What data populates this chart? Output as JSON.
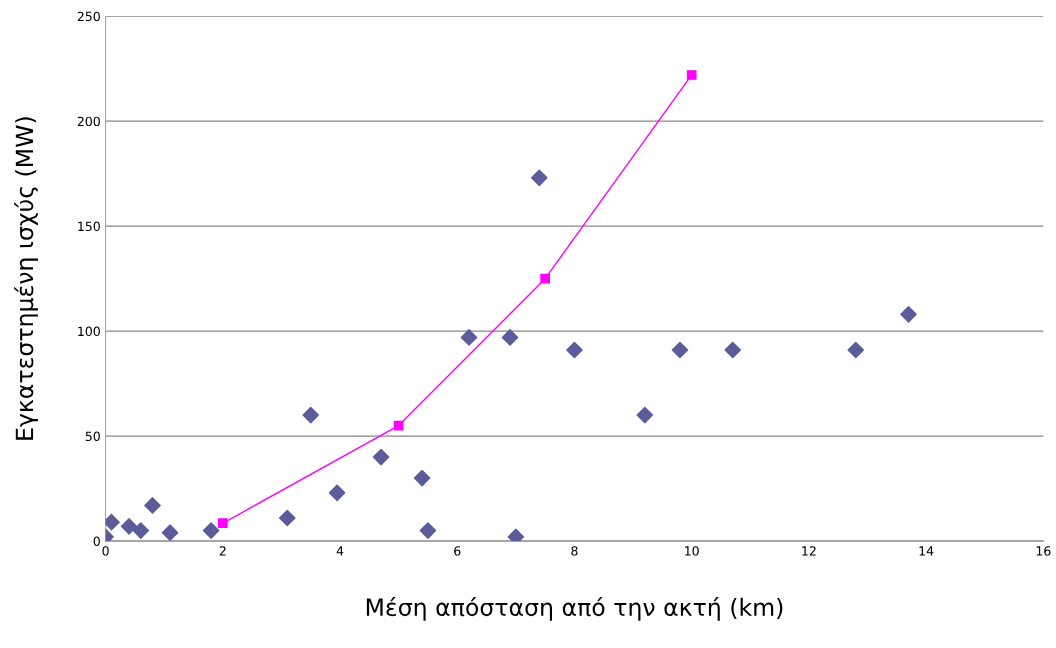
{
  "chart_data": {
    "type": "scatter",
    "xlabel": "Μέση απόσταση από την ακτή (km)",
    "ylabel": "Εγκατεστημένη ισχύς (MW)",
    "xlim": [
      0,
      16
    ],
    "xticks": [
      0,
      2,
      4,
      6,
      8,
      10,
      12,
      14,
      16
    ],
    "ylim": [
      0,
      250
    ],
    "yticks": [
      0,
      50,
      100,
      150,
      200,
      250
    ],
    "grid": "y",
    "legend": false,
    "series": [
      {
        "marker": "diamond",
        "color": "#5c5c9a",
        "x": [
          0,
          0.1,
          0.4,
          0.6,
          0.8,
          1.1,
          1.8,
          3.1,
          3.5,
          3.95,
          4.7,
          5.4,
          5.5,
          6.2,
          6.9,
          7.0,
          7.4,
          8.0,
          9.2,
          9.8,
          10.7,
          12.8,
          13.7
        ],
        "values": [
          2,
          9,
          7,
          5,
          17,
          4,
          5,
          11,
          60,
          23,
          40,
          30,
          5,
          97,
          97,
          2,
          173,
          91,
          60,
          91,
          91,
          91,
          108
        ]
      },
      {
        "type": "line",
        "marker": "square",
        "line_style": "solid",
        "color": "#ff00ff",
        "x": [
          2,
          5,
          7.5,
          10
        ],
        "values": [
          8.5,
          55,
          125,
          222
        ]
      }
    ]
  }
}
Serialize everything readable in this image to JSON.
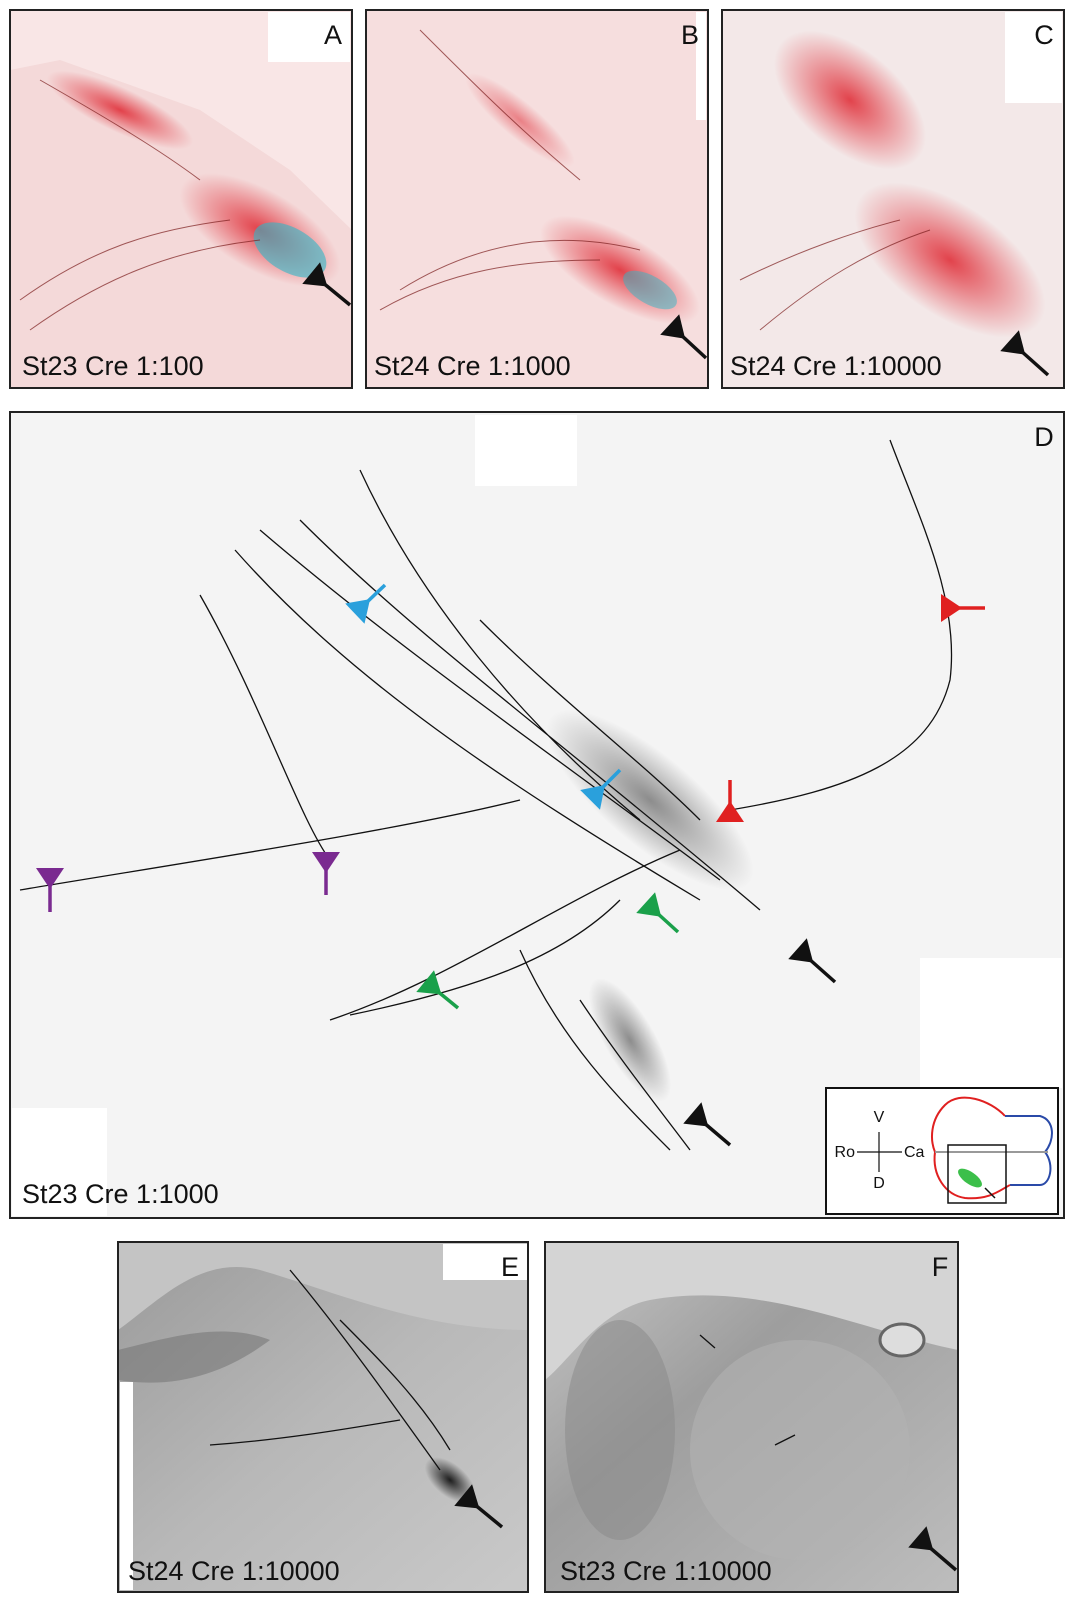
{
  "panels": [
    {
      "letter": "A",
      "caption": "St23 Cre 1:100"
    },
    {
      "letter": "B",
      "caption": "St24 Cre 1:1000"
    },
    {
      "letter": "C",
      "caption": "St24 Cre 1:10000"
    },
    {
      "letter": "D",
      "caption": "St23 Cre 1:1000"
    },
    {
      "letter": "E",
      "caption": "St24 Cre 1:10000"
    },
    {
      "letter": "F",
      "caption": "St23 Cre 1:10000"
    }
  ],
  "inset": {
    "top": "V",
    "bottom": "D",
    "left": "Ro",
    "right": "Ca"
  }
}
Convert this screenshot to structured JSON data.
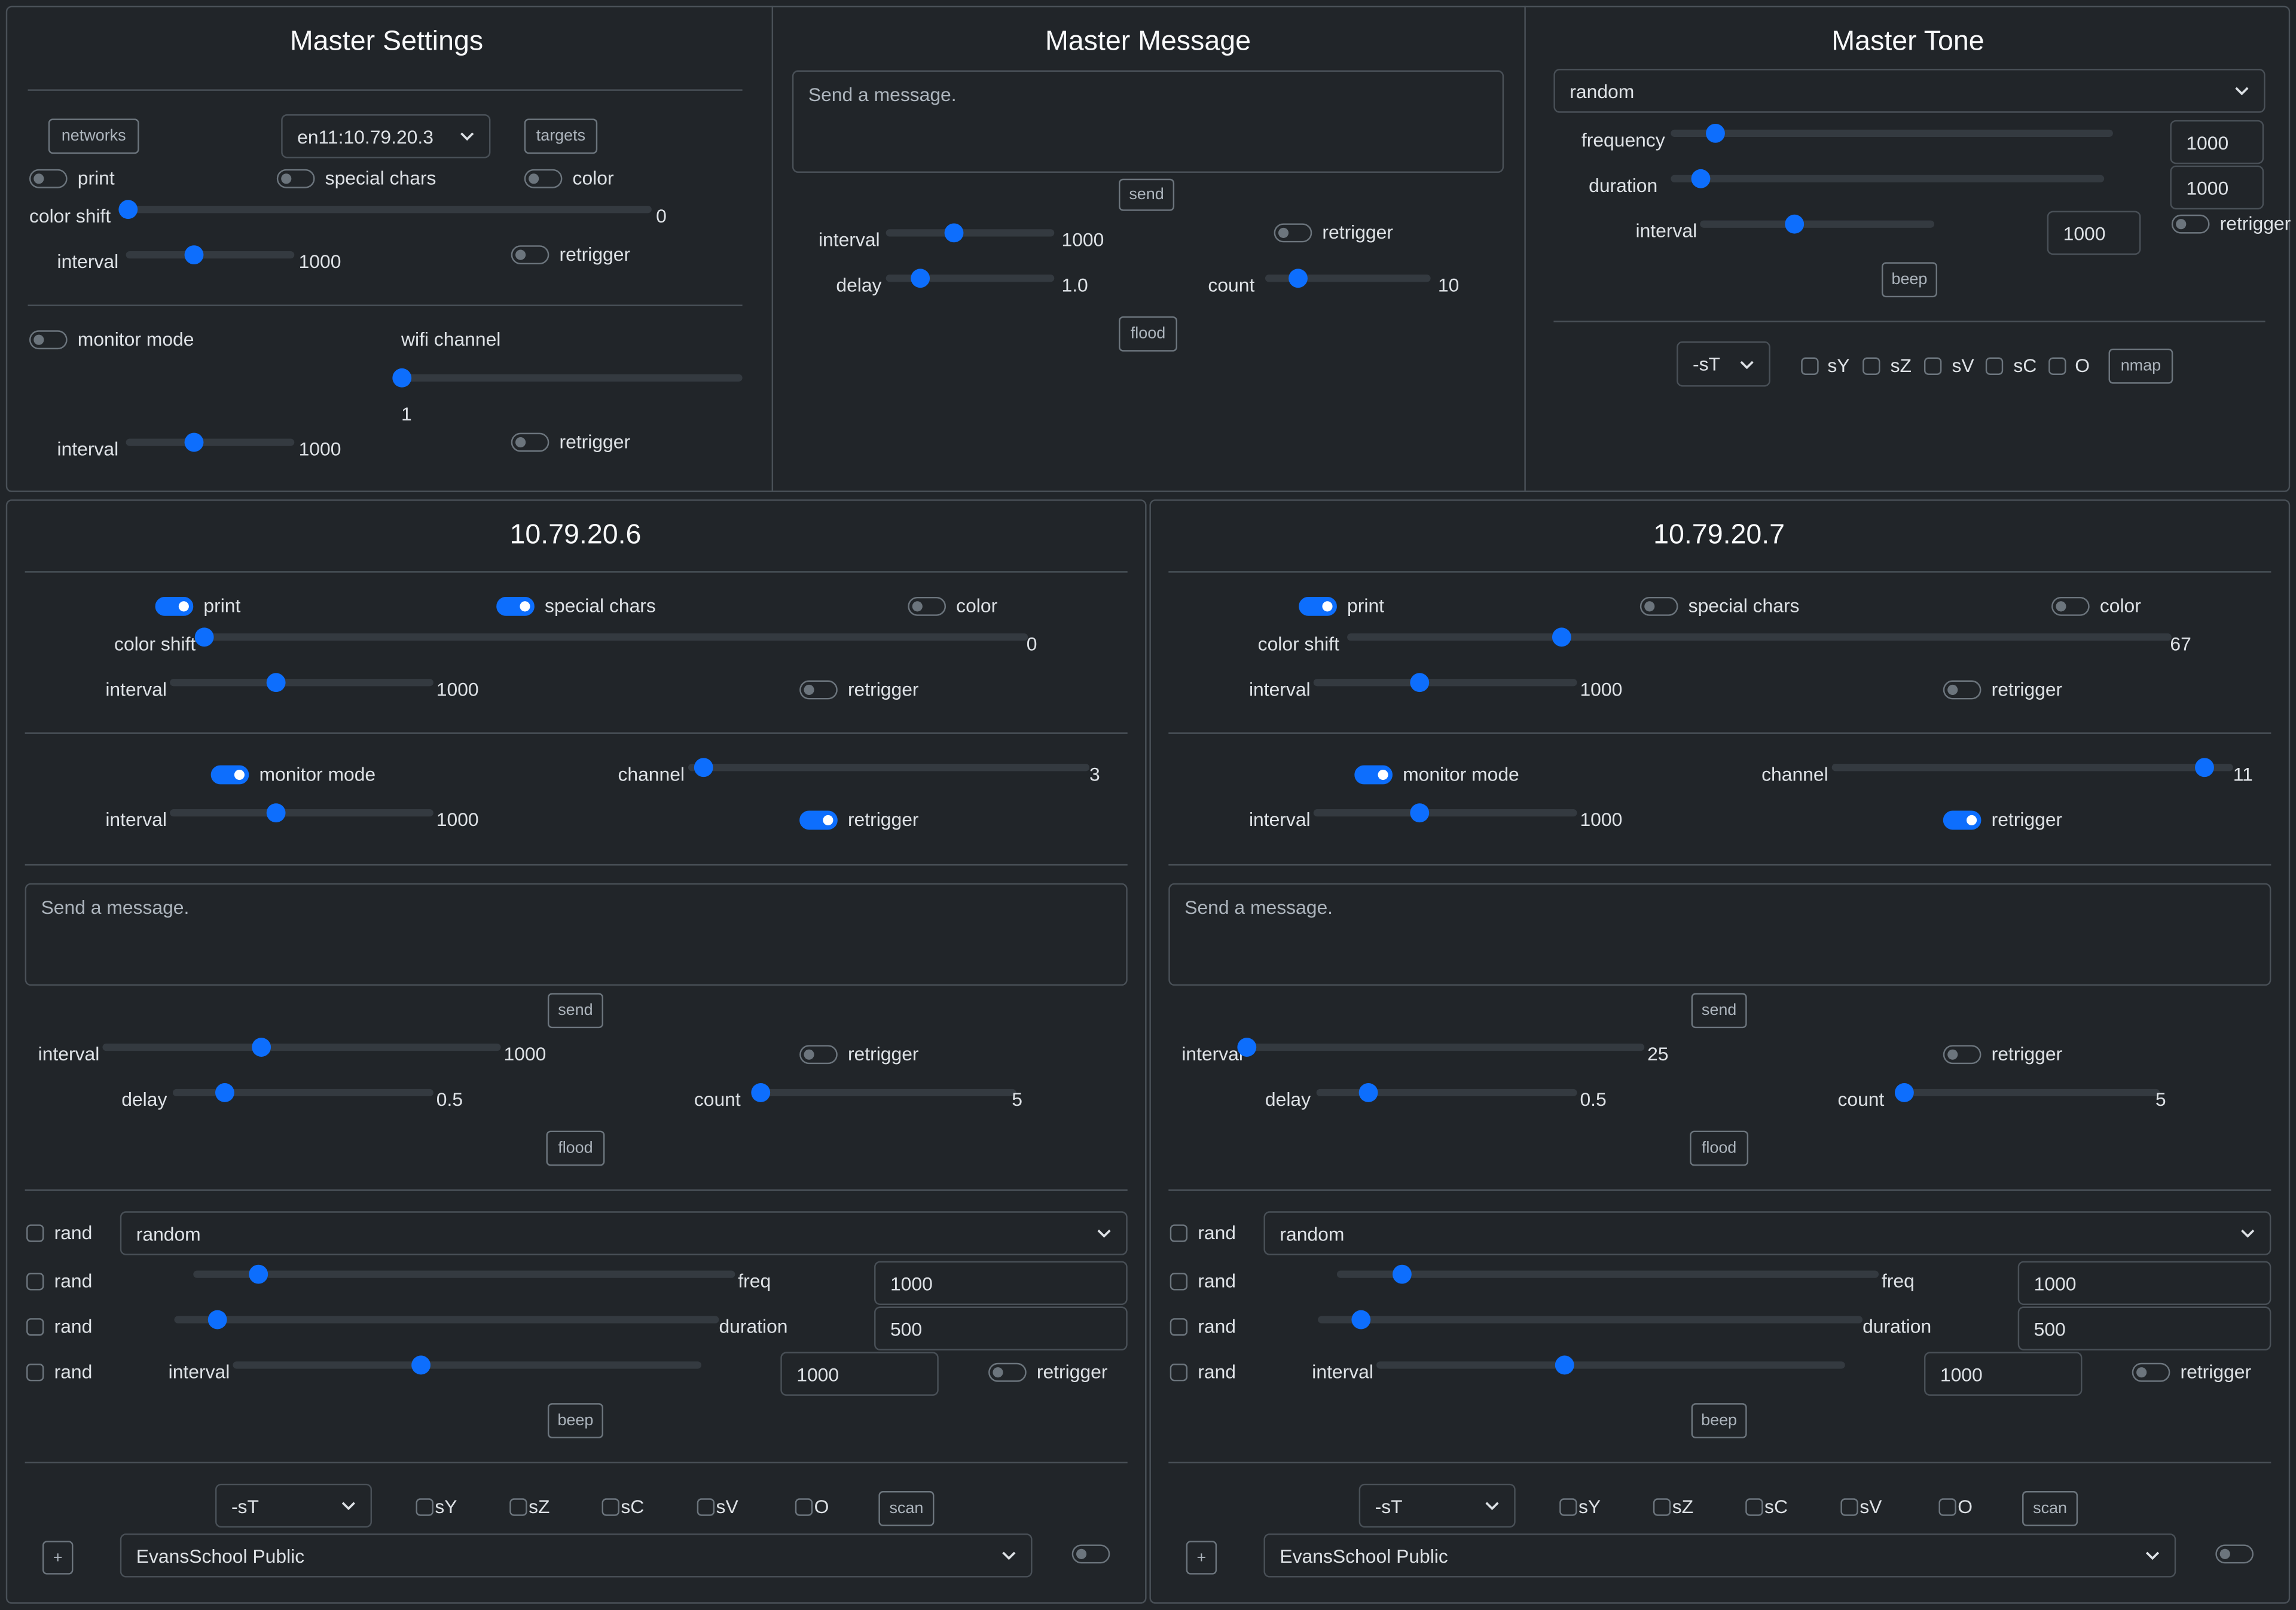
{
  "master_settings": {
    "title": "Master Settings",
    "networks": "networks",
    "network": "en11:10.79.20.3",
    "targets": "targets",
    "print": {
      "label": "print",
      "on": false
    },
    "special_chars": {
      "label": "special chars",
      "on": false
    },
    "color": {
      "label": "color",
      "on": false
    },
    "color_shift": {
      "label": "color shift",
      "value": 0
    },
    "interval": {
      "label": "interval",
      "value": 1000
    },
    "retrigger": {
      "label": "retrigger",
      "on": false
    },
    "monitor_mode": {
      "label": "monitor mode",
      "on": false
    },
    "wifi_channel": {
      "label": "wifi channel",
      "value": 1
    },
    "monitor_interval": {
      "label": "interval",
      "value": 1000
    },
    "monitor_retrigger": {
      "label": "retrigger",
      "on": false
    }
  },
  "master_message": {
    "title": "Master Message",
    "message_placeholder": "Send a message.",
    "send": "send",
    "interval": {
      "label": "interval",
      "value": 1000
    },
    "retrigger": {
      "label": "retrigger",
      "on": false
    },
    "delay": {
      "label": "delay",
      "value": "1.0"
    },
    "count": {
      "label": "count",
      "value": 10
    },
    "flood": "flood"
  },
  "master_tone": {
    "title": "Master Tone",
    "waveform": "random",
    "frequency": {
      "label": "frequency",
      "value": 1000
    },
    "duration": {
      "label": "duration",
      "value": 1000
    },
    "interval": {
      "label": "interval",
      "value": 1000
    },
    "retrigger": {
      "label": "retrigger",
      "on": false
    },
    "beep": "beep",
    "scan_type": "-sT",
    "options": [
      "sY",
      "sZ",
      "sV",
      "sC",
      "O"
    ],
    "nmap": "nmap"
  },
  "hosts": [
    {
      "title": "10.79.20.6",
      "print": {
        "label": "print",
        "on": true
      },
      "special_chars": {
        "label": "special chars",
        "on": true
      },
      "color": {
        "label": "color",
        "on": false
      },
      "color_shift": {
        "label": "color shift",
        "value": 0
      },
      "interval": {
        "label": "interval",
        "value": 1000
      },
      "retrigger": {
        "label": "retrigger",
        "on": false
      },
      "monitor_mode": {
        "label": "monitor mode",
        "on": true
      },
      "channel": {
        "label": "channel",
        "value": 3
      },
      "monitor_interval": {
        "label": "interval",
        "value": 1000
      },
      "monitor_retrigger": {
        "label": "retrigger",
        "on": true
      },
      "message_placeholder": "Send a message.",
      "send": "send",
      "message_interval": {
        "label": "interval",
        "value": 1000
      },
      "message_retrigger": {
        "label": "retrigger",
        "on": false
      },
      "delay": {
        "label": "delay",
        "value": 0.5
      },
      "count": {
        "label": "count",
        "value": 5
      },
      "flood": "flood",
      "rand_labels": [
        "rand",
        "rand",
        "rand",
        "rand"
      ],
      "waveform": "random",
      "freq": {
        "label": "freq",
        "value": 1000
      },
      "duration": {
        "label": "duration",
        "value": 500
      },
      "tone_interval": {
        "label": "interval",
        "value": 1000
      },
      "tone_retrigger": {
        "label": "retrigger",
        "on": false
      },
      "beep": "beep",
      "scan_type": "-sT",
      "options": [
        "sY",
        "sZ",
        "sC",
        "sV",
        "O"
      ],
      "scan": "scan",
      "add": "+",
      "network": "EvansSchool Public",
      "network_on": false
    },
    {
      "title": "10.79.20.7",
      "print": {
        "label": "print",
        "on": true
      },
      "special_chars": {
        "label": "special chars",
        "on": false
      },
      "color": {
        "label": "color",
        "on": false
      },
      "color_shift": {
        "label": "color shift",
        "value": 67
      },
      "interval": {
        "label": "interval",
        "value": 1000
      },
      "retrigger": {
        "label": "retrigger",
        "on": false
      },
      "monitor_mode": {
        "label": "monitor mode",
        "on": true
      },
      "channel": {
        "label": "channel",
        "value": 11
      },
      "monitor_interval": {
        "label": "interval",
        "value": 1000
      },
      "monitor_retrigger": {
        "label": "retrigger",
        "on": true
      },
      "message_placeholder": "Send a message.",
      "send": "send",
      "message_interval": {
        "label": "interval",
        "value": 25
      },
      "message_retrigger": {
        "label": "retrigger",
        "on": false
      },
      "delay": {
        "label": "delay",
        "value": 0.5
      },
      "count": {
        "label": "count",
        "value": 5
      },
      "flood": "flood",
      "rand_labels": [
        "rand",
        "rand",
        "rand",
        "rand"
      ],
      "waveform": "random",
      "freq": {
        "label": "freq",
        "value": 1000
      },
      "duration": {
        "label": "duration",
        "value": 500
      },
      "tone_interval": {
        "label": "interval",
        "value": 1000
      },
      "tone_retrigger": {
        "label": "retrigger",
        "on": false
      },
      "beep": "beep",
      "scan_type": "-sT",
      "options": [
        "sY",
        "sZ",
        "sC",
        "sV",
        "O"
      ],
      "scan": "scan",
      "add": "+",
      "network": "EvansSchool Public",
      "network_on": false
    }
  ]
}
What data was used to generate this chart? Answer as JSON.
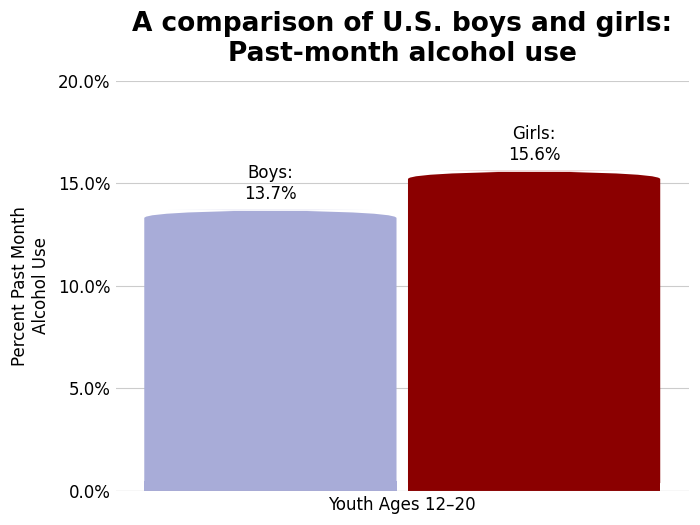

═══

DIRECTIVE:
Report only how many lines in the entries contain "What".

TASK RESULT:
2